- **DO THIS**:
Look for "Give me the" in the listing below, then copy exactly the line it appears in and all lines after it to the end, and nothing more.

** START OF GIVEN DATA **

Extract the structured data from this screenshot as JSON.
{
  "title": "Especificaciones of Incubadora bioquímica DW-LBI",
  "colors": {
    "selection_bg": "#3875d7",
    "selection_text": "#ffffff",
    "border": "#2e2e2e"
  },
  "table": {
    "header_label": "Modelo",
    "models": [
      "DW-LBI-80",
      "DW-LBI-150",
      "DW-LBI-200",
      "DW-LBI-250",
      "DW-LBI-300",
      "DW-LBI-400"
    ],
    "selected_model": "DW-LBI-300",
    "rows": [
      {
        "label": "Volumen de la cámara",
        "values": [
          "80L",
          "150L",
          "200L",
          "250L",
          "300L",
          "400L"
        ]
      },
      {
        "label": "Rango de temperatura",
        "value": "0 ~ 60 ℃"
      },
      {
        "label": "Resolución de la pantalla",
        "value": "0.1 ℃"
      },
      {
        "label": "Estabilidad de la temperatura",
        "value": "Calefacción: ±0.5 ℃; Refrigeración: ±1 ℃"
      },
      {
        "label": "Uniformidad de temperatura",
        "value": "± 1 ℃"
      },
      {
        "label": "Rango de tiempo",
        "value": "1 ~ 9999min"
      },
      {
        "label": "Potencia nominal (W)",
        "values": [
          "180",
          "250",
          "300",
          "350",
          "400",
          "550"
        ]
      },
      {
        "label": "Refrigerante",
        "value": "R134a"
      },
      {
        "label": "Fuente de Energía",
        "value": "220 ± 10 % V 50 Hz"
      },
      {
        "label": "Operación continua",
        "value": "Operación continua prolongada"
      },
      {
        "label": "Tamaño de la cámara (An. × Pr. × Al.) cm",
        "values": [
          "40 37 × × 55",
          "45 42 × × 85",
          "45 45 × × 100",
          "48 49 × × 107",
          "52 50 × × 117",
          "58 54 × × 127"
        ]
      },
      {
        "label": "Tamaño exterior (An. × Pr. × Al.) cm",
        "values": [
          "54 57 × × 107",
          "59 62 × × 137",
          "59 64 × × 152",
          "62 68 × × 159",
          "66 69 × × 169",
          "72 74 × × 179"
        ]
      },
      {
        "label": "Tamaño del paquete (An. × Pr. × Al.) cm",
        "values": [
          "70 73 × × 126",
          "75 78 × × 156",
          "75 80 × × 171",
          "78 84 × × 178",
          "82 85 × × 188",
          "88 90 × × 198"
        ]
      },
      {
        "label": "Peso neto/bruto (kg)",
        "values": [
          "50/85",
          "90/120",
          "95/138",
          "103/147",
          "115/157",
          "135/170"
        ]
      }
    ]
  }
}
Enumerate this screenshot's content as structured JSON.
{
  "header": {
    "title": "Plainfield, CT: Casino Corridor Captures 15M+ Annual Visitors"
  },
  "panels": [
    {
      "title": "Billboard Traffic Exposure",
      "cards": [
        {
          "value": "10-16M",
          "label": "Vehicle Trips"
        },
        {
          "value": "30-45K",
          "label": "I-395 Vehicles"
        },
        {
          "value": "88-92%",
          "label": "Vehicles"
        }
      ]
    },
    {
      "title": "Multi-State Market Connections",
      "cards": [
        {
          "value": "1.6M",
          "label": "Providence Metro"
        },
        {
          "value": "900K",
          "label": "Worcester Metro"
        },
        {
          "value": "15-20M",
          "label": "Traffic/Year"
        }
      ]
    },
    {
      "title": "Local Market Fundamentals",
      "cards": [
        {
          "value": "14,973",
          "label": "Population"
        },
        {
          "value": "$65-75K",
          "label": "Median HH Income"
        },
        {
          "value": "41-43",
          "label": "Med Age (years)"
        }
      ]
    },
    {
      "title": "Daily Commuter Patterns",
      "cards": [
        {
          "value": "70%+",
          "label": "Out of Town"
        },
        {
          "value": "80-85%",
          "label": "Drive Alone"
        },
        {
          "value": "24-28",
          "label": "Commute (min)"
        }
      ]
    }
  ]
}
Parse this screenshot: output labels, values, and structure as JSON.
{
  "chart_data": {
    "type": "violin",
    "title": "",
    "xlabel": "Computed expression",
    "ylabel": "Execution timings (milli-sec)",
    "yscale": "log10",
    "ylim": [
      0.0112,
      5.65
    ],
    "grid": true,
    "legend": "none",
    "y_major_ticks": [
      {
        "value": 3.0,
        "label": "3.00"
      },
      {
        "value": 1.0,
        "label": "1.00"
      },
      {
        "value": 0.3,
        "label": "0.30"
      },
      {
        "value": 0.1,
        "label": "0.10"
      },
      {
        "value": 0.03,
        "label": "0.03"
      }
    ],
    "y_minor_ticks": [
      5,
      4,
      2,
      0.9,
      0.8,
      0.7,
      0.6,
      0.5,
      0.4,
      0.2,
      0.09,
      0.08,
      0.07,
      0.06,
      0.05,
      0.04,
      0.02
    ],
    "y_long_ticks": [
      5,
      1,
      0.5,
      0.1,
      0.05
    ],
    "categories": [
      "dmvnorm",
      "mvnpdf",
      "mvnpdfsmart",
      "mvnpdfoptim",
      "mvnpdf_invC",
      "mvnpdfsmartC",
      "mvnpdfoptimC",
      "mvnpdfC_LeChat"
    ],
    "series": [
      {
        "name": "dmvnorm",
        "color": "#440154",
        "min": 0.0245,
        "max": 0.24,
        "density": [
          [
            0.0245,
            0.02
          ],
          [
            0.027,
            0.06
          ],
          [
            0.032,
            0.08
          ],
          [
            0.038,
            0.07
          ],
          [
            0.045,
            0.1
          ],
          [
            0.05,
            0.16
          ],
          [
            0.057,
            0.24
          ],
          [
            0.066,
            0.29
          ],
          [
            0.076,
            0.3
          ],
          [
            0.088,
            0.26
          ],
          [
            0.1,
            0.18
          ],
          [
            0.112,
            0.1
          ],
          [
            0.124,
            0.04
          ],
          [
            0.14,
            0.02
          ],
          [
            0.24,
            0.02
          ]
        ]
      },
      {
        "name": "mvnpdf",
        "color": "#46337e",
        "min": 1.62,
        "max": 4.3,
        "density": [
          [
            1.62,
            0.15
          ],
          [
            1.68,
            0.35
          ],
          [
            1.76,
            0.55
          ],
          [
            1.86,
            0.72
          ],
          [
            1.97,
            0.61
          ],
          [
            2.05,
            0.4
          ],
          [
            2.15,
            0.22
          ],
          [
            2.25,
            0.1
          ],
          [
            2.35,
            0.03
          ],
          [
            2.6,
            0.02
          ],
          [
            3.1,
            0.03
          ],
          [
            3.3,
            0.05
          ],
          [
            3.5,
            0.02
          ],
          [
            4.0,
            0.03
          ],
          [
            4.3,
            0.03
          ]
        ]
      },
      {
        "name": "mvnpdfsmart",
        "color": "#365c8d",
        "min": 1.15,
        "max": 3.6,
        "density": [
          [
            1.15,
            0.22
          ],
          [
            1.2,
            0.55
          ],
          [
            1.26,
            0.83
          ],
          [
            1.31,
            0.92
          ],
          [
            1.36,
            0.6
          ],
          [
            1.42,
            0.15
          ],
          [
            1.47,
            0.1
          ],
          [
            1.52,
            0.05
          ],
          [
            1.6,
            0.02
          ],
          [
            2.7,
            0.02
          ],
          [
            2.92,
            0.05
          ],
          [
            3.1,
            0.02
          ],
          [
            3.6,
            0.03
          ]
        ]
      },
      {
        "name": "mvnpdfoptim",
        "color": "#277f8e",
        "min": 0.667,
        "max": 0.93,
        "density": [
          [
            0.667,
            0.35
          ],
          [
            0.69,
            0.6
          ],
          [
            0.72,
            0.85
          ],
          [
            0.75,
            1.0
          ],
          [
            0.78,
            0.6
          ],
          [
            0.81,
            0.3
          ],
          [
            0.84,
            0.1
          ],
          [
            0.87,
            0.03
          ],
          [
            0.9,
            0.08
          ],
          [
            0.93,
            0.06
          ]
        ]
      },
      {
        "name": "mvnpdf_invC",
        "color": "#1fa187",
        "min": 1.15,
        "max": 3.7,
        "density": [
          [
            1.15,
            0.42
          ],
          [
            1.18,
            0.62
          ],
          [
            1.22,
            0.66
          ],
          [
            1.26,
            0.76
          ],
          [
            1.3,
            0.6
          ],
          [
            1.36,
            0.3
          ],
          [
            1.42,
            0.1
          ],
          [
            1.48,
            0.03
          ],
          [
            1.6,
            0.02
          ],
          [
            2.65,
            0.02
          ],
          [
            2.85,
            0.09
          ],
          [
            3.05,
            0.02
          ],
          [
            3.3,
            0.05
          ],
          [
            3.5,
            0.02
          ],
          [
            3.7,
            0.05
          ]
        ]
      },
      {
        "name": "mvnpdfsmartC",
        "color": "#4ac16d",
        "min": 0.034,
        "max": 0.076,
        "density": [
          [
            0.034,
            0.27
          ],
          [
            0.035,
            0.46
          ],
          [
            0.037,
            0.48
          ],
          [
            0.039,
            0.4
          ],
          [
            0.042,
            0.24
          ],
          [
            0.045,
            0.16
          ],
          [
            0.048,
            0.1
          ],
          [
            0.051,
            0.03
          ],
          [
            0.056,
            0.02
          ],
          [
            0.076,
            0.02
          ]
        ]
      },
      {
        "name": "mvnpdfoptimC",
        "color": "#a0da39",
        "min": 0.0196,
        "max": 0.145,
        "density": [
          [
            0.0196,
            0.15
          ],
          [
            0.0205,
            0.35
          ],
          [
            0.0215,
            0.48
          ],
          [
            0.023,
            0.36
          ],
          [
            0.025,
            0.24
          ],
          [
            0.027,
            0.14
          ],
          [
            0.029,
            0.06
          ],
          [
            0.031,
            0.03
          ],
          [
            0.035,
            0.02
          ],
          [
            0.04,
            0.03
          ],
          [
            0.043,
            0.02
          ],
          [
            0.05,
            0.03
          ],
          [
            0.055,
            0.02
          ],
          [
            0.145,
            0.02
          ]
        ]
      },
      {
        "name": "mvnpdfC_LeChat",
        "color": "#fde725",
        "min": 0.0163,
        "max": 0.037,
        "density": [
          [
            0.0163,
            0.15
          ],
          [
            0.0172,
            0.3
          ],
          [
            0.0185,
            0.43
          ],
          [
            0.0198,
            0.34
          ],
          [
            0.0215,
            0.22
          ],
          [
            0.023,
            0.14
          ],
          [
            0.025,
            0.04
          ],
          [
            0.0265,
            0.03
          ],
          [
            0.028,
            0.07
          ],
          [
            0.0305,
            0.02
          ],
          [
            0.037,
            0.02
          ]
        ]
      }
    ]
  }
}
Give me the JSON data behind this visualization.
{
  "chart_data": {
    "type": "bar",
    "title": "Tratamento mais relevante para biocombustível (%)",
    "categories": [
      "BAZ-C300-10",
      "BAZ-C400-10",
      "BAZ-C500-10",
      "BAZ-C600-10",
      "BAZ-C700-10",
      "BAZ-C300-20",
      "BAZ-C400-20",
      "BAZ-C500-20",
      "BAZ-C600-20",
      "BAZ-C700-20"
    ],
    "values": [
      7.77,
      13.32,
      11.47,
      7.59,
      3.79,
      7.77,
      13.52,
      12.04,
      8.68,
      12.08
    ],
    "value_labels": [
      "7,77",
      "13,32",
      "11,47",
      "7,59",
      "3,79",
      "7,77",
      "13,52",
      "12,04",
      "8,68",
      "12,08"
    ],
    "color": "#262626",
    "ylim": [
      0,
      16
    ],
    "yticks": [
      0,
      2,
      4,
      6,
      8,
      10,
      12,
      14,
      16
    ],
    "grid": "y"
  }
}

** END OF GIVEN DATA **

- **ANSWER TO THE EXERCISE**:
Give me the JSON data behind this visualization.
{
  "chart_data": {
    "type": "bar",
    "title": "Tratamento mais relevante para biocombustível (%)",
    "categories": [
      "BAZ-C300-10",
      "BAZ-C400-10",
      "BAZ-C500-10",
      "BAZ-C600-10",
      "BAZ-C700-10",
      "BAZ-C300-20",
      "BAZ-C400-20",
      "BAZ-C500-20",
      "BAZ-C600-20",
      "BAZ-C700-20"
    ],
    "values": [
      7.77,
      13.32,
      11.47,
      7.59,
      3.79,
      7.77,
      13.52,
      12.04,
      8.68,
      12.08
    ],
    "value_labels": [
      "7,77",
      "13,32",
      "11,47",
      "7,59",
      "3,79",
      "7,77",
      "13,52",
      "12,04",
      "8,68",
      "12,08"
    ],
    "color": "#262626",
    "ylim": [
      0,
      16
    ],
    "yticks": [
      0,
      2,
      4,
      6,
      8,
      10,
      12,
      14,
      16
    ],
    "grid": "y"
  }
}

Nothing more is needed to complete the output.